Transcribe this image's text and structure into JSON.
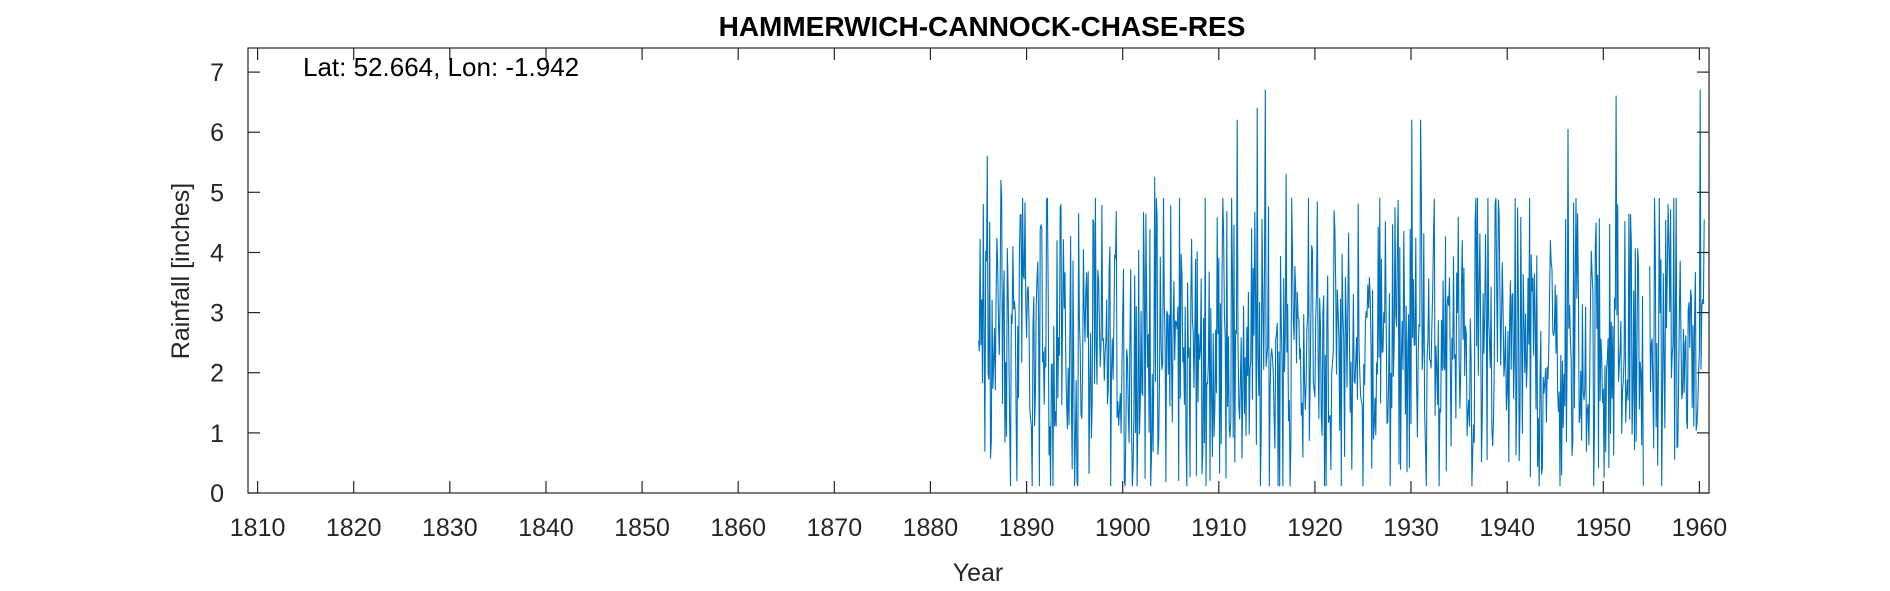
{
  "chart_data": {
    "type": "line",
    "title": "HAMMERWICH-CANNOCK-CHASE-RES",
    "xlabel": "Year",
    "ylabel": "Rainfall [inches]",
    "annotation": "Lat: 52.664, Lon: -1.942",
    "xlim": [
      1809,
      1961
    ],
    "ylim": [
      0,
      7.4
    ],
    "xticks": [
      1810,
      1820,
      1830,
      1840,
      1850,
      1860,
      1870,
      1880,
      1890,
      1900,
      1910,
      1920,
      1930,
      1940,
      1950,
      1960
    ],
    "yticks": [
      0,
      1,
      2,
      3,
      4,
      5,
      6,
      7
    ],
    "grid": false,
    "line_color": "#0072BD",
    "series": [
      {
        "start_year": 1885,
        "frequency": "monthly",
        "peaks": [
          {
            "x": 1885.5,
            "y": 4.8
          },
          {
            "x": 1885.9,
            "y": 5.6
          },
          {
            "x": 1887.3,
            "y": 5.2
          },
          {
            "x": 1903.3,
            "y": 5.25
          },
          {
            "x": 1911.9,
            "y": 6.2
          },
          {
            "x": 1914.0,
            "y": 6.4
          },
          {
            "x": 1914.8,
            "y": 6.7
          },
          {
            "x": 1917.0,
            "y": 5.3
          },
          {
            "x": 1930.1,
            "y": 6.2
          },
          {
            "x": 1931.0,
            "y": 6.2
          },
          {
            "x": 1946.3,
            "y": 6.05
          },
          {
            "x": 1951.3,
            "y": 6.6
          },
          {
            "x": 1960.1,
            "y": 6.7
          }
        ],
        "gaps": [
          [
            1954.2,
            1954.8
          ]
        ],
        "typical_range": [
          0.5,
          4.5
        ],
        "mean": 2.3
      }
    ]
  }
}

TASK STATEMENT => Reproduce each entry verbatim, excluding any embedded images.

WRITTEN ANSWER =>
Transcribe this image's text and structure into JSON.
{
  "chart_data": {
    "type": "line",
    "title": "HAMMERWICH-CANNOCK-CHASE-RES",
    "xlabel": "Year",
    "ylabel": "Rainfall [inches]",
    "annotation": "Lat: 52.664, Lon: -1.942",
    "xlim": [
      1809,
      1961
    ],
    "ylim": [
      0,
      7.4
    ],
    "xticks": [
      1810,
      1820,
      1830,
      1840,
      1850,
      1860,
      1870,
      1880,
      1890,
      1900,
      1910,
      1920,
      1930,
      1940,
      1950,
      1960
    ],
    "yticks": [
      0,
      1,
      2,
      3,
      4,
      5,
      6,
      7
    ],
    "grid": false,
    "line_color": "#0072BD",
    "series": [
      {
        "start_year": 1885,
        "frequency": "monthly",
        "peaks": [
          {
            "x": 1885.5,
            "y": 4.8
          },
          {
            "x": 1885.9,
            "y": 5.6
          },
          {
            "x": 1887.3,
            "y": 5.2
          },
          {
            "x": 1903.3,
            "y": 5.25
          },
          {
            "x": 1911.9,
            "y": 6.2
          },
          {
            "x": 1914.0,
            "y": 6.4
          },
          {
            "x": 1914.8,
            "y": 6.7
          },
          {
            "x": 1917.0,
            "y": 5.3
          },
          {
            "x": 1930.1,
            "y": 6.2
          },
          {
            "x": 1931.0,
            "y": 6.2
          },
          {
            "x": 1946.3,
            "y": 6.05
          },
          {
            "x": 1951.3,
            "y": 6.6
          },
          {
            "x": 1960.1,
            "y": 6.7
          }
        ],
        "gaps": [
          [
            1954.2,
            1954.8
          ]
        ],
        "typical_range": [
          0.5,
          4.5
        ],
        "mean": 2.3
      }
    ]
  }
}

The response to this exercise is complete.